- What is required:
Search the records that follow and extract every line containing the string "title".

:: Data to use

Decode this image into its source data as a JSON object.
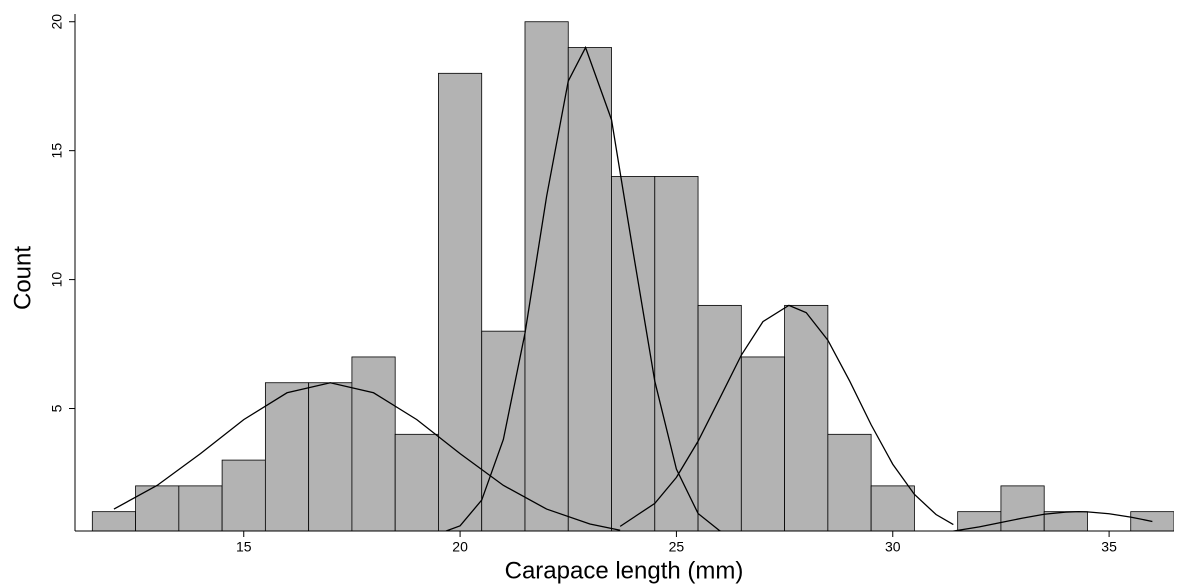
{
  "chart_data": {
    "type": "histogram",
    "x_label": "Carapace length (mm)",
    "y_label": "Count",
    "bins": [
      11.5,
      12.5,
      13.5,
      14.5,
      15.5,
      16.5,
      17.5,
      18.5,
      19.5,
      20.5,
      21.5,
      22.5,
      23.5,
      24.5,
      25.5,
      26.5,
      27.5,
      28.5,
      29.5,
      30.5,
      31.5,
      32.5,
      33.5,
      34.5,
      35.5,
      36.5
    ],
    "values": [
      1,
      2,
      2,
      3,
      6,
      6,
      7,
      4,
      18,
      8,
      20,
      19,
      14,
      14,
      9,
      7,
      9,
      4,
      2,
      0,
      1,
      2,
      1,
      0,
      1
    ],
    "color": "#b3b3b3",
    "curves": [
      {
        "color": "#000000",
        "x": [
          12,
          13,
          14,
          15,
          16,
          17,
          18,
          19,
          20,
          21,
          22,
          23,
          23.7
        ],
        "values": [
          1.1,
          2.02,
          3.25,
          4.57,
          5.61,
          6,
          5.61,
          4.57,
          3.25,
          2.02,
          1.1,
          0.52,
          0.28
        ]
      },
      {
        "color": "#000000",
        "x": [
          19.4,
          20,
          20.5,
          21,
          21.5,
          22,
          22.5,
          22.9,
          23.5,
          24,
          24.5,
          25,
          25.5,
          26,
          26.4
        ],
        "values": [
          0.08,
          0.45,
          1.45,
          3.8,
          7.92,
          13.23,
          17.7,
          19,
          16.2,
          11.07,
          6.06,
          2.65,
          0.93,
          0.26,
          0.08
        ]
      },
      {
        "color": "#000000",
        "x": [
          23.7,
          24.5,
          25,
          25.5,
          26,
          26.5,
          27,
          27.6,
          28,
          28.5,
          29,
          29.5,
          30,
          30.5,
          31,
          31.4
        ],
        "values": [
          0.43,
          1.32,
          2.33,
          3.73,
          5.39,
          7.07,
          8.37,
          9,
          8.72,
          7.65,
          6.08,
          4.37,
          2.84,
          1.67,
          0.89,
          0.5
        ]
      },
      {
        "color": "#000000",
        "x": [
          31.3,
          32,
          32.5,
          33,
          33.5,
          34,
          34.3,
          34.5,
          35,
          35.5,
          36
        ],
        "values": [
          0.22,
          0.41,
          0.58,
          0.75,
          0.9,
          0.985,
          1,
          0.993,
          0.92,
          0.79,
          0.62
        ]
      }
    ],
    "xlim": [
      11.1,
      36.5
    ],
    "xticks": [
      15,
      20,
      25,
      30,
      35
    ],
    "ylim": [
      0.25,
      20.3
    ],
    "yticks": [
      5,
      10,
      15,
      20
    ]
  }
}
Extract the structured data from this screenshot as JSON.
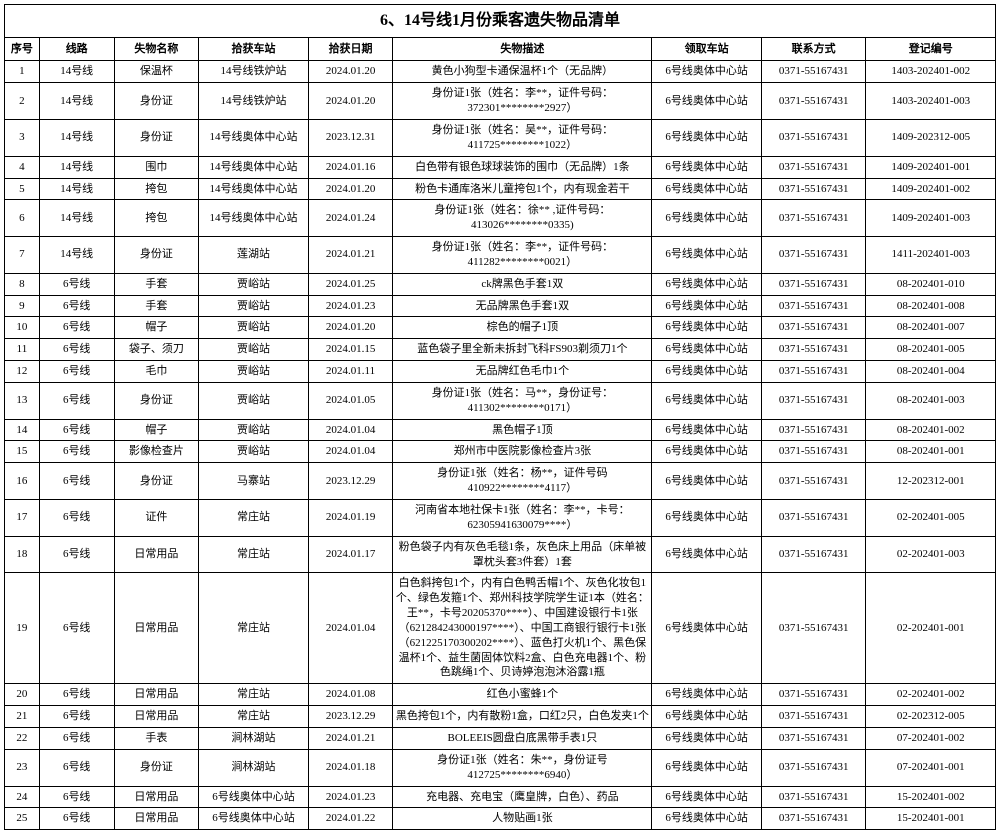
{
  "title": "6、14号线1月份乘客遗失物品清单",
  "columns": [
    "序号",
    "线路",
    "失物名称",
    "拾获车站",
    "拾获日期",
    "失物描述",
    "领取车站",
    "联系方式",
    "登记编号"
  ],
  "column_classes": [
    "col-seq",
    "col-line",
    "col-name",
    "col-found",
    "col-date",
    "col-desc",
    "col-rec",
    "col-tel",
    "col-reg"
  ],
  "rows": [
    [
      "1",
      "14号线",
      "保温杯",
      "14号线铁炉站",
      "2024.01.20",
      "黄色小狗型卡通保温杯1个（无品牌）",
      "6号线奥体中心站",
      "0371-55167431",
      "1403-202401-002"
    ],
    [
      "2",
      "14号线",
      "身份证",
      "14号线铁炉站",
      "2024.01.20",
      "身份证1张（姓名：李**，证件号码：372301********2927）",
      "6号线奥体中心站",
      "0371-55167431",
      "1403-202401-003"
    ],
    [
      "3",
      "14号线",
      "身份证",
      "14号线奥体中心站",
      "2023.12.31",
      "身份证1张（姓名：吴**，证件号码：411725********1022）",
      "6号线奥体中心站",
      "0371-55167431",
      "1409-202312-005"
    ],
    [
      "4",
      "14号线",
      "围巾",
      "14号线奥体中心站",
      "2024.01.16",
      "白色带有银色球球装饰的围巾（无品牌）1条",
      "6号线奥体中心站",
      "0371-55167431",
      "1409-202401-001"
    ],
    [
      "5",
      "14号线",
      "挎包",
      "14号线奥体中心站",
      "2024.01.20",
      "粉色卡通库洛米儿童挎包1个，内有现金若干",
      "6号线奥体中心站",
      "0371-55167431",
      "1409-202401-002"
    ],
    [
      "6",
      "14号线",
      "挎包",
      "14号线奥体中心站",
      "2024.01.24",
      "身份证1张（姓名：徐** ,证件号码：413026********0335)",
      "6号线奥体中心站",
      "0371-55167431",
      "1409-202401-003"
    ],
    [
      "7",
      "14号线",
      "身份证",
      "莲湖站",
      "2024.01.21",
      "身份证1张（姓名：李**，证件号码：411282********0021）",
      "6号线奥体中心站",
      "0371-55167431",
      "1411-202401-003"
    ],
    [
      "8",
      "6号线",
      "手套",
      "贾峪站",
      "2024.01.25",
      "ck牌黑色手套1双",
      "6号线奥体中心站",
      "0371-55167431",
      "08-202401-010"
    ],
    [
      "9",
      "6号线",
      "手套",
      "贾峪站",
      "2024.01.23",
      "无品牌黑色手套1双",
      "6号线奥体中心站",
      "0371-55167431",
      "08-202401-008"
    ],
    [
      "10",
      "6号线",
      "帽子",
      "贾峪站",
      "2024.01.20",
      "棕色的帽子1顶",
      "6号线奥体中心站",
      "0371-55167431",
      "08-202401-007"
    ],
    [
      "11",
      "6号线",
      "袋子、须刀",
      "贾峪站",
      "2024.01.15",
      "蓝色袋子里全新未拆封飞科FS903剃须刀1个",
      "6号线奥体中心站",
      "0371-55167431",
      "08-202401-005"
    ],
    [
      "12",
      "6号线",
      "毛巾",
      "贾峪站",
      "2024.01.11",
      "无品牌红色毛巾1个",
      "6号线奥体中心站",
      "0371-55167431",
      "08-202401-004"
    ],
    [
      "13",
      "6号线",
      "身份证",
      "贾峪站",
      "2024.01.05",
      "身份证1张（姓名：马**，身份证号：411302********0171）",
      "6号线奥体中心站",
      "0371-55167431",
      "08-202401-003"
    ],
    [
      "14",
      "6号线",
      "帽子",
      "贾峪站",
      "2024.01.04",
      "黑色帽子1顶",
      "6号线奥体中心站",
      "0371-55167431",
      "08-202401-002"
    ],
    [
      "15",
      "6号线",
      "影像检查片",
      "贾峪站",
      "2024.01.04",
      "郑州市中医院影像检查片3张",
      "6号线奥体中心站",
      "0371-55167431",
      "08-202401-001"
    ],
    [
      "16",
      "6号线",
      "身份证",
      "马寨站",
      "2023.12.29",
      "身份证1张（姓名：杨**，证件号码410922********4117）",
      "6号线奥体中心站",
      "0371-55167431",
      "12-202312-001"
    ],
    [
      "17",
      "6号线",
      "证件",
      "常庄站",
      "2024.01.19",
      "河南省本地社保卡1张（姓名：李**，卡号：62305941630079****）",
      "6号线奥体中心站",
      "0371-55167431",
      "02-202401-005"
    ],
    [
      "18",
      "6号线",
      "日常用品",
      "常庄站",
      "2024.01.17",
      "粉色袋子内有灰色毛毯1条，灰色床上用品（床单被罩枕头套3件套）1套",
      "6号线奥体中心站",
      "0371-55167431",
      "02-202401-003"
    ],
    [
      "19",
      "6号线",
      "日常用品",
      "常庄站",
      "2024.01.04",
      "白色斜挎包1个，内有白色鸭舌帽1个、灰色化妆包1个、绿色发箍1个、郑州科技学院学生证1本（姓名：王**，卡号20205370****）、中国建设银行卡1张（621284243000197****）、中国工商银行银行卡1张（621225170300202****）、蓝色打火机1个、黑色保温杯1个、益生菌固体饮料2盒、白色充电器1个、粉色跳绳1个、贝诗婷泡泡沐浴露1瓶",
      "6号线奥体中心站",
      "0371-55167431",
      "02-202401-001"
    ],
    [
      "20",
      "6号线",
      "日常用品",
      "常庄站",
      "2024.01.08",
      "红色小蜜蜂1个",
      "6号线奥体中心站",
      "0371-55167431",
      "02-202401-002"
    ],
    [
      "21",
      "6号线",
      "日常用品",
      "常庄站",
      "2023.12.29",
      "黑色挎包1个，内有散粉1盒，口红2只，白色发夹1个",
      "6号线奥体中心站",
      "0371-55167431",
      "02-202312-005"
    ],
    [
      "22",
      "6号线",
      "手表",
      "涧林湖站",
      "2024.01.21",
      "BOLEEIS圆盘白底黑带手表1只",
      "6号线奥体中心站",
      "0371-55167431",
      "07-202401-002"
    ],
    [
      "23",
      "6号线",
      "身份证",
      "涧林湖站",
      "2024.01.18",
      "身份证1张（姓名：朱**，身份证号412725********6940）",
      "6号线奥体中心站",
      "0371-55167431",
      "07-202401-001"
    ],
    [
      "24",
      "6号线",
      "日常用品",
      "6号线奥体中心站",
      "2024.01.23",
      "充电器、充电宝（鹰皇牌，白色）、药品",
      "6号线奥体中心站",
      "0371-55167431",
      "15-202401-002"
    ],
    [
      "25",
      "6号线",
      "日常用品",
      "6号线奥体中心站",
      "2024.01.22",
      "人物贴画1张",
      "6号线奥体中心站",
      "0371-55167431",
      "15-202401-001"
    ]
  ]
}
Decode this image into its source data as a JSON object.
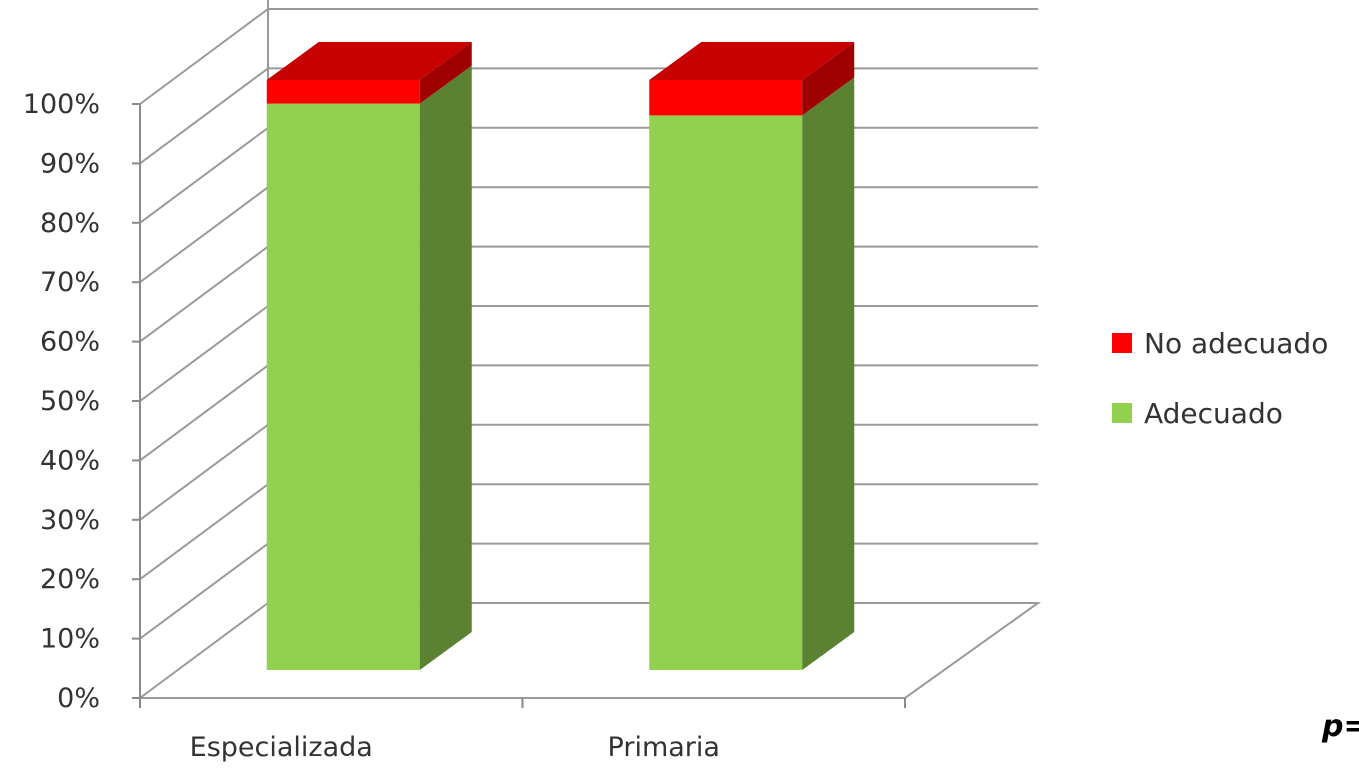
{
  "chart_data": {
    "type": "bar",
    "stacked": true,
    "three_d": true,
    "categories": [
      "Especializada",
      "Primaria"
    ],
    "series": [
      {
        "name": "Adecuado",
        "values": [
          96,
          94
        ],
        "color": "#92D050"
      },
      {
        "name": "No adecuado",
        "values": [
          4,
          6
        ],
        "color": "#FF0000"
      }
    ],
    "ylim": [
      0,
      100
    ],
    "y_ticks": [
      "0%",
      "10%",
      "20%",
      "30%",
      "40%",
      "50%",
      "60%",
      "70%",
      "80%",
      "90%",
      "100%"
    ],
    "grid": true,
    "legend_position": "right",
    "legend_order": [
      "No adecuado",
      "Adecuado"
    ],
    "annotation": "p="
  }
}
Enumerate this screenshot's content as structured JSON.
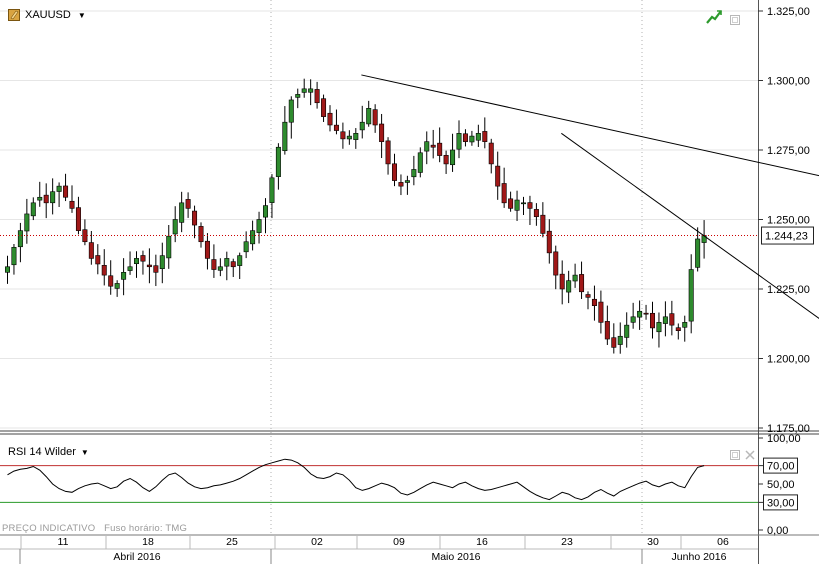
{
  "header": {
    "symbol": "XAUUSD",
    "dropdown_caret": "▼",
    "symbol_icon": "gold-bar-icon"
  },
  "price_panel": {
    "current_price_label": "1.244,23",
    "colors": {
      "up_candle": "#2e8b2e",
      "down_candle": "#a01818",
      "wick": "#000000",
      "price_line": "#cc0000",
      "trendline": "#000000",
      "grid": "#e6e6e6"
    }
  },
  "rsi_panel": {
    "title": "RSI 14 Wilder",
    "dropdown_caret": "▼",
    "overbought": 70,
    "oversold": 30,
    "overbought_label": "70,00",
    "oversold_label": "30,00",
    "overbought_color": "#c03030",
    "oversold_color": "#2a9a2a"
  },
  "footer": {
    "price_note": "PREÇO INDICATIVO",
    "timezone_note": "Fuso horário: TMG"
  },
  "chart_data": [
    {
      "type": "candlestick",
      "title": "",
      "y_ticks": [
        "1.325,00",
        "1.300,00",
        "1.275,00",
        "1.250,00",
        "1.225,00",
        "1.200,00",
        "1.175,00"
      ],
      "y_tick_values": [
        1325,
        1300,
        1275,
        1250,
        1225,
        1200,
        1175
      ],
      "ylim": [
        1175,
        1325
      ],
      "x_day_ticks": [
        "11",
        "18",
        "25",
        "02",
        "09",
        "16",
        "23",
        "30",
        "06"
      ],
      "x_month_labels": [
        "Abril 2016",
        "Maio 2016",
        "Junho 2016"
      ],
      "last_price": 1244.23,
      "series_close": [
        1233,
        1240,
        1246,
        1252,
        1256,
        1258,
        1256,
        1260,
        1262,
        1258,
        1254,
        1246,
        1242,
        1236,
        1234,
        1230,
        1226,
        1227,
        1231,
        1233,
        1236,
        1235,
        1233,
        1231,
        1237,
        1244,
        1250,
        1256,
        1254,
        1248,
        1242,
        1236,
        1232,
        1233,
        1236,
        1233,
        1237,
        1242,
        1246,
        1250,
        1255,
        1265,
        1276,
        1285,
        1293,
        1295,
        1297,
        1297,
        1292,
        1287,
        1284,
        1282,
        1279,
        1280,
        1281,
        1285,
        1290,
        1284,
        1278,
        1270,
        1264,
        1262,
        1264,
        1268,
        1274,
        1278,
        1276,
        1273,
        1270,
        1275,
        1281,
        1278,
        1280,
        1281,
        1278,
        1270,
        1262,
        1256,
        1254,
        1257,
        1256,
        1254,
        1251,
        1245,
        1238,
        1230,
        1225,
        1228,
        1230,
        1224,
        1222,
        1219,
        1213,
        1207,
        1204,
        1208,
        1212,
        1215,
        1217,
        1216,
        1211,
        1213,
        1215,
        1212,
        1210,
        1213,
        1232,
        1243,
        1244.23
      ],
      "trendlines": [
        {
          "from": {
            "x": "2016-04-29",
            "y": 1302
          },
          "to": {
            "x": "2016-06-07",
            "y": 1254.5
          }
        },
        {
          "from": {
            "x": "2016-05-12",
            "y": 1281
          },
          "to": {
            "x": "2016-06-01",
            "y": 1201.5
          }
        }
      ]
    },
    {
      "type": "line",
      "title": "RSI 14 Wilder",
      "y_ticks": [
        "100,00",
        "70,00",
        "50,00",
        "30,00",
        "0,00"
      ],
      "y_tick_values": [
        100,
        70,
        50,
        30,
        0
      ],
      "ylim": [
        0,
        100
      ],
      "series": [
        {
          "name": "RSI 14 Wilder",
          "values": [
            60,
            64,
            66,
            67,
            69,
            65,
            58,
            50,
            45,
            42,
            41,
            45,
            48,
            50,
            51,
            48,
            45,
            47,
            53,
            56,
            52,
            46,
            42,
            47,
            54,
            60,
            62,
            57,
            51,
            47,
            45,
            46,
            48,
            49,
            51,
            53,
            56,
            60,
            64,
            68,
            71,
            73,
            75,
            77,
            76,
            73,
            68,
            61,
            57,
            56,
            58,
            62,
            60,
            54,
            46,
            43,
            45,
            48,
            51,
            49,
            46,
            40,
            38,
            41,
            45,
            49,
            52,
            50,
            48,
            46,
            50,
            52,
            48,
            45,
            43,
            44,
            46,
            48,
            50,
            52,
            47,
            42,
            38,
            35,
            33,
            37,
            41,
            39,
            35,
            33,
            36,
            41,
            44,
            40,
            37,
            42,
            45,
            48,
            51,
            53,
            49,
            47,
            50,
            52,
            48,
            46,
            58,
            68,
            70
          ]
        }
      ]
    }
  ]
}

::::

- Exercise response:
  "title": "6、14号线1月份乘客遗失物品清单",
    "title": "RSI 14 Wilder",
      "title": "",
      "title": "RSI 14 Wilder",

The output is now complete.